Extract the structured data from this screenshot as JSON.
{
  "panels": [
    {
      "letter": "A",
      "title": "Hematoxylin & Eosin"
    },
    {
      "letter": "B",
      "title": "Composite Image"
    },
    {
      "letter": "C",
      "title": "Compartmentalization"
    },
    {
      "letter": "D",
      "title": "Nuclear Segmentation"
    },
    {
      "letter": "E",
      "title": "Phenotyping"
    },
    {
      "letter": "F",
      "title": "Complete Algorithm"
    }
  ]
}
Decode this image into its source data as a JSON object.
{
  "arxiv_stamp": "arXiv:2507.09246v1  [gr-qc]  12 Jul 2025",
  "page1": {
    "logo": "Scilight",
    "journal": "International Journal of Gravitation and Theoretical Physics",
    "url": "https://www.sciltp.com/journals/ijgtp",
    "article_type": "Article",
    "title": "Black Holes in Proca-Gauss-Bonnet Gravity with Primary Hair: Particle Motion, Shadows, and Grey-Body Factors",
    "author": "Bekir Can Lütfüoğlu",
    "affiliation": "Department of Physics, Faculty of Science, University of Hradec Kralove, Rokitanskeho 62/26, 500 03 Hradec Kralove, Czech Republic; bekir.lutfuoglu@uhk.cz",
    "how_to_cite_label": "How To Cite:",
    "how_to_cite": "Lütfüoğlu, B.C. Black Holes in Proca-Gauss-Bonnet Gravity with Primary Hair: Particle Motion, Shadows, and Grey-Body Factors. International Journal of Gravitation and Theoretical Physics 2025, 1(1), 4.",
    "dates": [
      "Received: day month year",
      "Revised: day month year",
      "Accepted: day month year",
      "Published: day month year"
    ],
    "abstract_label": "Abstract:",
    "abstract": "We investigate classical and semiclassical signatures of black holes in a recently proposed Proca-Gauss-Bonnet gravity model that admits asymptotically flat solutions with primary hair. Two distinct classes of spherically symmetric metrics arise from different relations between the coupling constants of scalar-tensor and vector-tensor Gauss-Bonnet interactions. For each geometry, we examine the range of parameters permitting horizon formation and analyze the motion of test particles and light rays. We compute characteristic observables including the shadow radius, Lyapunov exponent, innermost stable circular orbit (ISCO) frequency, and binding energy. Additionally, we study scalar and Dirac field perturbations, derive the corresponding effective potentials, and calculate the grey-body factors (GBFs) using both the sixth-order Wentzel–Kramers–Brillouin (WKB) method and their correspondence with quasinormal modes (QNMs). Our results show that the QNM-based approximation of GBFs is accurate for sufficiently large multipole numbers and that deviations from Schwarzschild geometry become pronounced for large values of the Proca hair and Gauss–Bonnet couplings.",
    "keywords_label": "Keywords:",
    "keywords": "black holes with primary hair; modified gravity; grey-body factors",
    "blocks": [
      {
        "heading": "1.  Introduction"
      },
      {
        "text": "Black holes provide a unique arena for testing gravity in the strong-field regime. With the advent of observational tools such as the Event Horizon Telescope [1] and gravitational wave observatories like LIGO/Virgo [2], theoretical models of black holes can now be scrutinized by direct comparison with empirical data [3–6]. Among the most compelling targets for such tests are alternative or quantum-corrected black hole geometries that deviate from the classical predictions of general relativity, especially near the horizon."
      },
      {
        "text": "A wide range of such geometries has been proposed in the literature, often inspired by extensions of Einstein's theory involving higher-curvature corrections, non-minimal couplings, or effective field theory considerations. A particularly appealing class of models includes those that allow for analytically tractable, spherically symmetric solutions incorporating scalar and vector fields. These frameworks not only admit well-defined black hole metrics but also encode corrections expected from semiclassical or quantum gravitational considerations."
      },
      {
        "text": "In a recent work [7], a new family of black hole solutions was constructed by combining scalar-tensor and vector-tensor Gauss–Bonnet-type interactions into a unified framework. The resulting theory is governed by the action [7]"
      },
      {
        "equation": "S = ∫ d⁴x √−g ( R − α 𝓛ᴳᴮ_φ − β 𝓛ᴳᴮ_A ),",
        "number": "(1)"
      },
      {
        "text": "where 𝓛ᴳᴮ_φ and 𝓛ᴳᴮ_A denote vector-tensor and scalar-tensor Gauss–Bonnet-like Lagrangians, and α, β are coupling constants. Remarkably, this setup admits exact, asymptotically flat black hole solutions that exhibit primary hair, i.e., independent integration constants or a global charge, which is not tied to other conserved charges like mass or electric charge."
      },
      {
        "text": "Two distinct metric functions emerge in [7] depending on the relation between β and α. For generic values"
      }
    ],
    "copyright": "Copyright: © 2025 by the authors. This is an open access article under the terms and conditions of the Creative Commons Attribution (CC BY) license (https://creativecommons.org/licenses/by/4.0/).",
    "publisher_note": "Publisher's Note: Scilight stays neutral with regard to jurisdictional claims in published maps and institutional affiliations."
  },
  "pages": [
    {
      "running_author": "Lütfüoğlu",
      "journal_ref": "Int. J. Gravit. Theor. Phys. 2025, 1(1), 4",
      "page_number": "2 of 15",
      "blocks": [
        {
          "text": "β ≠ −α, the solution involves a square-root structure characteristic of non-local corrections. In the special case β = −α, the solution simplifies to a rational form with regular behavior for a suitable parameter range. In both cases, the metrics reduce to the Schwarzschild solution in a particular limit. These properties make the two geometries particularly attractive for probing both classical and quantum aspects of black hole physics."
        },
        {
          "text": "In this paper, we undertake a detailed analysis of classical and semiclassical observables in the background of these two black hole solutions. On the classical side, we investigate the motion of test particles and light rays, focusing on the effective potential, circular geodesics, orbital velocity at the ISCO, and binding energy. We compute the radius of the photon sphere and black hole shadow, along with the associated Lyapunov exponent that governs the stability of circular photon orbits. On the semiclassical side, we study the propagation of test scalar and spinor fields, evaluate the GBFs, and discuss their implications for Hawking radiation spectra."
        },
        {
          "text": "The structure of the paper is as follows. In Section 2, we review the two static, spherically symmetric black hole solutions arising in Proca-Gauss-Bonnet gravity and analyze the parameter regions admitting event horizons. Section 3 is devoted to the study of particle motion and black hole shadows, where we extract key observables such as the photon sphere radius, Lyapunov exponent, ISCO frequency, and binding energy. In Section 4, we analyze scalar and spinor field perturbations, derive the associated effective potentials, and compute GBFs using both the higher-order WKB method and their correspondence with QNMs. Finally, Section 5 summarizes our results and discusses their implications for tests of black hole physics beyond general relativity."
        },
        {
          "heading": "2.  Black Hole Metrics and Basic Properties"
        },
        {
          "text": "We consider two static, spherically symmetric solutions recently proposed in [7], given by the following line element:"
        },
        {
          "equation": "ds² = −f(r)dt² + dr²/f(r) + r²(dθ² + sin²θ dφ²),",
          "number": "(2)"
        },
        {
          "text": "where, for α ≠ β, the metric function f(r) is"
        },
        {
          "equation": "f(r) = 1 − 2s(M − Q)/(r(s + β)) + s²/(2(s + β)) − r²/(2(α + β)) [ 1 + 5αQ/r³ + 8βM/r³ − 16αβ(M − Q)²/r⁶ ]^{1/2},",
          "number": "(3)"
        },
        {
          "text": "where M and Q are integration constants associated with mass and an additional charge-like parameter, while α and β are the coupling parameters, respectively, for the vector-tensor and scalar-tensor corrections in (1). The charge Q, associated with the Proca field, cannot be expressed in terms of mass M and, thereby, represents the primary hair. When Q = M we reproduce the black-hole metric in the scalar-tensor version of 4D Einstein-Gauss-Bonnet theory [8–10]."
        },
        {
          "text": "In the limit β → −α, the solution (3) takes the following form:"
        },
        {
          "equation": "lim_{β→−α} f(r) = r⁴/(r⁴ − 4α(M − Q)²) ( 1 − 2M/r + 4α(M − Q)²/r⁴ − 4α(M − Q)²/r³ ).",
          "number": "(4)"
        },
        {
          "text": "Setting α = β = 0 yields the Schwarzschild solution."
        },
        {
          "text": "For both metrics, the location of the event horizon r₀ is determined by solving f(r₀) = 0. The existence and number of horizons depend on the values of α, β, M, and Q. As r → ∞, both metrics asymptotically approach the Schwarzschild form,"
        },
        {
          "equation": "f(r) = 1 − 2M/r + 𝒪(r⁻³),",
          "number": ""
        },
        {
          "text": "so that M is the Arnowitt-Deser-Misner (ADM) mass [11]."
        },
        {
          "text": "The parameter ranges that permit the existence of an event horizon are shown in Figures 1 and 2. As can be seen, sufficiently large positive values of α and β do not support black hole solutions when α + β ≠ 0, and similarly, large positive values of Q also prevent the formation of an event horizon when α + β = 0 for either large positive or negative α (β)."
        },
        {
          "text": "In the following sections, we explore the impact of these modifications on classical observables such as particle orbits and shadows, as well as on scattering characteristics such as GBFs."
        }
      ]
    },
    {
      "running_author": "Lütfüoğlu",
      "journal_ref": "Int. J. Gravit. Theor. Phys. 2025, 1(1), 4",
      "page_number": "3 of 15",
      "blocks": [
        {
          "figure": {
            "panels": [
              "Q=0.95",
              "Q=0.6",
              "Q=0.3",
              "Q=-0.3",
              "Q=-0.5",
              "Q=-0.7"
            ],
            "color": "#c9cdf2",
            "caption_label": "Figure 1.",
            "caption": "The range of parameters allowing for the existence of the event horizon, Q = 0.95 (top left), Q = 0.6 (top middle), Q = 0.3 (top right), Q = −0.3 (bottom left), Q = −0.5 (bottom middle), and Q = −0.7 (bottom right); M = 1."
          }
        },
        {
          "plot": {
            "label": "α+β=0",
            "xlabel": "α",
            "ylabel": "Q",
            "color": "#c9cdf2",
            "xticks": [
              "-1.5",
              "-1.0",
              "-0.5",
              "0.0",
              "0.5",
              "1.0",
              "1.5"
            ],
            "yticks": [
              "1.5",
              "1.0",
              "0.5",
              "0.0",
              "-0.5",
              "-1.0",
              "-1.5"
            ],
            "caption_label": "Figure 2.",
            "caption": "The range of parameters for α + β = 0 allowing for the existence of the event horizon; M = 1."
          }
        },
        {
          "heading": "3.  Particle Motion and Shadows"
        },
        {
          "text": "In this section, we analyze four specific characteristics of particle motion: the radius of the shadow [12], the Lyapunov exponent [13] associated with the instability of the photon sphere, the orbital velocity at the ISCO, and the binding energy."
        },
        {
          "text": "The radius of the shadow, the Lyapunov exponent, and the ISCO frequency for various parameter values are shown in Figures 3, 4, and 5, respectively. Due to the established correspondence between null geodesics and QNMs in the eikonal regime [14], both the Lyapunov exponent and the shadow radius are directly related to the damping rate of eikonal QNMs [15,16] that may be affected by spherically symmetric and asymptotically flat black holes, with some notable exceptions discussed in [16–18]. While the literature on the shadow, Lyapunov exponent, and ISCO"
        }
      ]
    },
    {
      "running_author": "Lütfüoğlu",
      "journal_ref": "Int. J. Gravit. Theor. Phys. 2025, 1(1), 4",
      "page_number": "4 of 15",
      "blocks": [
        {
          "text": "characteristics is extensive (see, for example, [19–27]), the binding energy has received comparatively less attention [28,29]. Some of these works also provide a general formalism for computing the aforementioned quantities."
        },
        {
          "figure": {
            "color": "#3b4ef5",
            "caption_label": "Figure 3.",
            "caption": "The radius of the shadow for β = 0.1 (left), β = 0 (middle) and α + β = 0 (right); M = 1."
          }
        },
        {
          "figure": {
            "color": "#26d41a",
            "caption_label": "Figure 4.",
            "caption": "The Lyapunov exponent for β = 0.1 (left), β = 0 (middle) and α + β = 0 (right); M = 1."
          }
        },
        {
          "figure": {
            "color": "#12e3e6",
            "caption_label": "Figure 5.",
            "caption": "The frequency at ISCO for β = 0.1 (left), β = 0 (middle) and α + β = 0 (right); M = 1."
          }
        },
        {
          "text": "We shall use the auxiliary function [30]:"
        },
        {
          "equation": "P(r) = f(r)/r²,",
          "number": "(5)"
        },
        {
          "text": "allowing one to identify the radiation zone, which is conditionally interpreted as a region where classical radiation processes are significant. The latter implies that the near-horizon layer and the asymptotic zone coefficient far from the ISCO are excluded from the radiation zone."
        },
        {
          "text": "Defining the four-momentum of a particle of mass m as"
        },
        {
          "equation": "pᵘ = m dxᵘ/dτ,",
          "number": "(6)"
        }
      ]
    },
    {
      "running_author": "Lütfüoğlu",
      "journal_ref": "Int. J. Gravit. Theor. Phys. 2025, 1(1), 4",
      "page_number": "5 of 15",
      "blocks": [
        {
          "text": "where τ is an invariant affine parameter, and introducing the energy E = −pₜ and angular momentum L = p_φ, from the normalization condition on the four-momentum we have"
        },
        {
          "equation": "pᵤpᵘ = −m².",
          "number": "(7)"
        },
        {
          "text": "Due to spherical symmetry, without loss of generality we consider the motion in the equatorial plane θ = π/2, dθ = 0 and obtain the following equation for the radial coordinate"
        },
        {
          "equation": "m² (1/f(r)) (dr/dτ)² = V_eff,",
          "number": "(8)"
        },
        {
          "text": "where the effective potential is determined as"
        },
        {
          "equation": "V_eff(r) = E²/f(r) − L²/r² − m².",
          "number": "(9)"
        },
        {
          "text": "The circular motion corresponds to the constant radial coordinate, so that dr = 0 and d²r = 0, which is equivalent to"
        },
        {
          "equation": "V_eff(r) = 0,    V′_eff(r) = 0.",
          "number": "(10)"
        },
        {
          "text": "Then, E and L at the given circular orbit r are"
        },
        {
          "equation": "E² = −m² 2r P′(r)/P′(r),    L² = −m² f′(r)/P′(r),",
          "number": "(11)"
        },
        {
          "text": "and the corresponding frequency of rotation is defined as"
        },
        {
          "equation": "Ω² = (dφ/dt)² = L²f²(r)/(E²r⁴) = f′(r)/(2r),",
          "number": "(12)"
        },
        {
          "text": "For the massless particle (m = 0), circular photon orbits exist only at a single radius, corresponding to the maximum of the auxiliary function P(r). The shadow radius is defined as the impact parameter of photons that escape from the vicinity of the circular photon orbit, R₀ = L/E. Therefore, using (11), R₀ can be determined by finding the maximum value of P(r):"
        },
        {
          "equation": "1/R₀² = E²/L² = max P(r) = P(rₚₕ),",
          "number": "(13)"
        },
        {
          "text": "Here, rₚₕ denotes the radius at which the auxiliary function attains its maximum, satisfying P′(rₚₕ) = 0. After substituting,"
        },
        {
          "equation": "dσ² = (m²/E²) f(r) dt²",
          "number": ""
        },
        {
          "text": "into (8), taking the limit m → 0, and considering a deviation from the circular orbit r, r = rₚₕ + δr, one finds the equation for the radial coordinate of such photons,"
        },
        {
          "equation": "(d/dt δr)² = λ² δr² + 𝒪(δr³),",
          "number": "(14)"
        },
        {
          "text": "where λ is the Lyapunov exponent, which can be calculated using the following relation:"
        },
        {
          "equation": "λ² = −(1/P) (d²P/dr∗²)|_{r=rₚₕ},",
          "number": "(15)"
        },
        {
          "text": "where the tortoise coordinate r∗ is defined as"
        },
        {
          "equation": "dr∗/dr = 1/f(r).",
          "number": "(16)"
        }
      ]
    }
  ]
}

= = = = =

Stated problem: Find each line that has the word "admits", then copy it out.

The reply:
    "abstract": "We investigate classical and semiclassical signatures of black holes in a recently proposed Proca-Gauss-Bonnet gravity model that admits asymptotically flat solutions with primary hair. Two distinct classes of spherically symmetric metrics arise from different relations between the coupling constants of scalar-tensor and vector-tensor Gauss-Bonnet interactions. For each geometry, we examine the range of parameters permitting horizon formation and analyze the motion of test particles and light rays. We compute characteristic observables including the shadow radius, Lyapunov exponent, innermost stable circular orbit (ISCO) frequency, and binding energy. Additionally, we study scalar and Dirac field perturbations, derive the corresponding effective potentials, and calculate the grey-body factors (GBFs) using both the sixth-order Wentzel–Kramers–Brillouin (WKB) method and their correspondence with quasinormal modes (QNMs). Our results show that the QNM-based approximation of GBFs is accurate for sufficiently large multipole numbers and that deviations from Schwarzschild geometry become pronounced for large values of the Proca hair and Gauss–Bonnet couplings.",
        "text": "where 𝓛ᴳᴮ_φ and 𝓛ᴳᴮ_A denote vector-tensor and scalar-tensor Gauss–Bonnet-like Lagrangians, and α, β are coupling constants. Remarkably, this setup admits exact, asymptotically flat black hole solutions that exhibit primary hair, i.e., independent integration constants or a global charge, which is not tied to other conserved charges like mass or electric charge."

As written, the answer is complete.